EXERCISE INPUT:
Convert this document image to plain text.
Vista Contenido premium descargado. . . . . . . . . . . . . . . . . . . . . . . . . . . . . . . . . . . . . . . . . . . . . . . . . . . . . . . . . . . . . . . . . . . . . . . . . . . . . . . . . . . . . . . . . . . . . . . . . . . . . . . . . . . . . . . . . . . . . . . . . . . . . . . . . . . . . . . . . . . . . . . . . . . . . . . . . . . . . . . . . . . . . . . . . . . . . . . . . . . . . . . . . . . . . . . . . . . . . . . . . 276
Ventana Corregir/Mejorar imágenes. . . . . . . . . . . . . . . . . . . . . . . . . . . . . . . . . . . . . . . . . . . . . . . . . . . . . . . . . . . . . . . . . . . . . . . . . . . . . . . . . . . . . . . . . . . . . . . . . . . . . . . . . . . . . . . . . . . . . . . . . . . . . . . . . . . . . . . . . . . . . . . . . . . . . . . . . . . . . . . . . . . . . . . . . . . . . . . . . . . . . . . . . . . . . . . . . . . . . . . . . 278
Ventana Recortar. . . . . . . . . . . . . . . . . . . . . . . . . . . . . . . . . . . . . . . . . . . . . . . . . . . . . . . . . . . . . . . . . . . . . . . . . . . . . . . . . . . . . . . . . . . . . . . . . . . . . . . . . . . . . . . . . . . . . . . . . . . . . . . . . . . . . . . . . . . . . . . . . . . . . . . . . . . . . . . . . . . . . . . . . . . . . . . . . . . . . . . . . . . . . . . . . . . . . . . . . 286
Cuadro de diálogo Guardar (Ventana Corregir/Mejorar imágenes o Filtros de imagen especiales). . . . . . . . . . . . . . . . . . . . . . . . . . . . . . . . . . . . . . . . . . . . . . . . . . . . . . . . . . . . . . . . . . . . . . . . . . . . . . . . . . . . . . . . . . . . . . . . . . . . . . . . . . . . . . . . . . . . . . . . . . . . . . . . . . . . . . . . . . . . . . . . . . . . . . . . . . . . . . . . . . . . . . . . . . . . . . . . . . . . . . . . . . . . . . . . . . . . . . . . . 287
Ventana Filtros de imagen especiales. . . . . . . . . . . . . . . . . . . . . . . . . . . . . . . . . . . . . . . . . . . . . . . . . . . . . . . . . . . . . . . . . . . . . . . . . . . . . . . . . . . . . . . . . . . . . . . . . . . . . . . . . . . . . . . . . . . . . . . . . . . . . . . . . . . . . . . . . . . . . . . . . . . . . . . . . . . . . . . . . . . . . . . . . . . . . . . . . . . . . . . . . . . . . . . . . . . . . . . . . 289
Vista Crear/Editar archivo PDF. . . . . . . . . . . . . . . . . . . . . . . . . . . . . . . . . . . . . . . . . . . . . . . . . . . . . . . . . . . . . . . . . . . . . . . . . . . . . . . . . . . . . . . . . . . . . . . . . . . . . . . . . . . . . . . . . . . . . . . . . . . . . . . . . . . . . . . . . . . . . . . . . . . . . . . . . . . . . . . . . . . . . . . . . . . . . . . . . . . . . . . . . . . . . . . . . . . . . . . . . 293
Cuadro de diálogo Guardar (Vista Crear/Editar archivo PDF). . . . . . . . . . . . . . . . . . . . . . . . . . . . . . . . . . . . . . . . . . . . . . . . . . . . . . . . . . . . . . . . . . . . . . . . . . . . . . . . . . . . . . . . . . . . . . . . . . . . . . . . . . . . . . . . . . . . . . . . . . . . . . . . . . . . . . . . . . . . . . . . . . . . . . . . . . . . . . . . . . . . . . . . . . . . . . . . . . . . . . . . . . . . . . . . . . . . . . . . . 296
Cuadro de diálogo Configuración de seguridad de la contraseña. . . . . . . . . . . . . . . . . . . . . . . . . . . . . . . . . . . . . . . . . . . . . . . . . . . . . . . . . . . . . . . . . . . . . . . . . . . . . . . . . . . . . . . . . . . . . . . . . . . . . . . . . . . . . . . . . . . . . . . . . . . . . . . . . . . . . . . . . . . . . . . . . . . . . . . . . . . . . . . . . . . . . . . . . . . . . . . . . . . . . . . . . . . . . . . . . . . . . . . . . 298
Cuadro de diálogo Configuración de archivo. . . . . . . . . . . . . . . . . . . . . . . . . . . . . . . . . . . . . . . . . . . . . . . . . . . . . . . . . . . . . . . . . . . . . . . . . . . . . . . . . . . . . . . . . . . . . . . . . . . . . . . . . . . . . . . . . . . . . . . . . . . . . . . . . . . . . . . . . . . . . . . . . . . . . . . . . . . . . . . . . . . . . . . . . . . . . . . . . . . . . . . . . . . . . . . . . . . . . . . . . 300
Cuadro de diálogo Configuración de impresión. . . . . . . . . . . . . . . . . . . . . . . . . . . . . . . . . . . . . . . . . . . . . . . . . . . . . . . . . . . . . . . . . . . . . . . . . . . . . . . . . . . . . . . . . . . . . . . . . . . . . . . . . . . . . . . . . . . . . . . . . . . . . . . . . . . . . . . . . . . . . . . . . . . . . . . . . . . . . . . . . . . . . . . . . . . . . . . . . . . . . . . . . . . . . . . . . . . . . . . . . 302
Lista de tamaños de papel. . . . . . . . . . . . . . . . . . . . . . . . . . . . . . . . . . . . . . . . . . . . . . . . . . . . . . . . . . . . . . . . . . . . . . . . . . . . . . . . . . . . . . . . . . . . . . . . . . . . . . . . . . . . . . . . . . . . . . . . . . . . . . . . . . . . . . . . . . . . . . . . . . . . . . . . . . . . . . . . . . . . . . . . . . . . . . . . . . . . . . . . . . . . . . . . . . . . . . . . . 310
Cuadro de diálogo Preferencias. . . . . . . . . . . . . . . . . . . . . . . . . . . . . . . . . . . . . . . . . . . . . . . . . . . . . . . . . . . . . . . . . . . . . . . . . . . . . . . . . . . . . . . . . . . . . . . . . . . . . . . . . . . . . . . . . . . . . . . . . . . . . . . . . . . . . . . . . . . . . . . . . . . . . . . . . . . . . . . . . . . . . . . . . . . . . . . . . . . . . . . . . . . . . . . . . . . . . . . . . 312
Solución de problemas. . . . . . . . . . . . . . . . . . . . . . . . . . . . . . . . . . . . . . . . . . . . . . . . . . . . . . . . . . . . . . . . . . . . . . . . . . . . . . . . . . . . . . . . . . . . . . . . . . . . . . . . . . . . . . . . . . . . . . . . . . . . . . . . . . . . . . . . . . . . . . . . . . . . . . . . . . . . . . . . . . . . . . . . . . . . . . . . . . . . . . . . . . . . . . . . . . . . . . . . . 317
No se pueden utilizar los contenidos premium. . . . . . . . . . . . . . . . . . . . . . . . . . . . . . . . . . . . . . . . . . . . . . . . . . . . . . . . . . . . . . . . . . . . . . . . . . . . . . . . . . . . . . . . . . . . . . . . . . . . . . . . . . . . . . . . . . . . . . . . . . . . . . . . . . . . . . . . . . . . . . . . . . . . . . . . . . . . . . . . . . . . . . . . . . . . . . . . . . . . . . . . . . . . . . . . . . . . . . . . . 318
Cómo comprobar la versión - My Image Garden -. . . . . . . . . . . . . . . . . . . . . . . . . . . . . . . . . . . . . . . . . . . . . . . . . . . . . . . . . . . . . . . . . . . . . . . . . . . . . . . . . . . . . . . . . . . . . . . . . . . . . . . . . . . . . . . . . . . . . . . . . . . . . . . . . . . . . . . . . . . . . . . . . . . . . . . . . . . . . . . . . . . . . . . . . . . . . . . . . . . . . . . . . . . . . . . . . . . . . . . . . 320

EXERCISE INSTRUCTIONS:
Find the string "Configuración" in the data. Report each line it appears in.

EXPECTED ANSWER:
Cuadro de diálogo Configuración de seguridad de la contraseña. . . . . . . . . . . . . . . . . . . . . . . . . . . . . . . . . . . . . . . . . . . . . . . . . . . . . . . . . . . . . . . . . . . . . . . . . . . . . . . . . . . . . . . . . . . . . . . . . . . . . . . . . . . . . . . . . . . . . . . . . . . . . . . . . . . . . . . . . . . . . . . . . . . . . . . . . . . . . . . . . . . . . . . . . . . . . . . . . . . . . . . . . . . . . . . . . . . . . . . . . 298
Cuadro de diálogo Configuración de archivo. . . . . . . . . . . . . . . . . . . . . . . . . . . . . . . . . . . . . . . . . . . . . . . . . . . . . . . . . . . . . . . . . . . . . . . . . . . . . . . . . . . . . . . . . . . . . . . . . . . . . . . . . . . . . . . . . . . . . . . . . . . . . . . . . . . . . . . . . . . . . . . . . . . . . . . . . . . . . . . . . . . . . . . . . . . . . . . . . . . . . . . . . . . . . . . . . . . . . . . . . 300
Cuadro de diálogo Configuración de impresión. . . . . . . . . . . . . . . . . . . . . . . . . . . . . . . . . . . . . . . . . . . . . . . . . . . . . . . . . . . . . . . . . . . . . . . . . . . . . . . . . . . . . . . . . . . . . . . . . . . . . . . . . . . . . . . . . . . . . . . . . . . . . . . . . . . . . . . . . . . . . . . . . . . . . . . . . . . . . . . . . . . . . . . . . . . . . . . . . . . . . . . . . . . . . . . . . . . . . . . . . 302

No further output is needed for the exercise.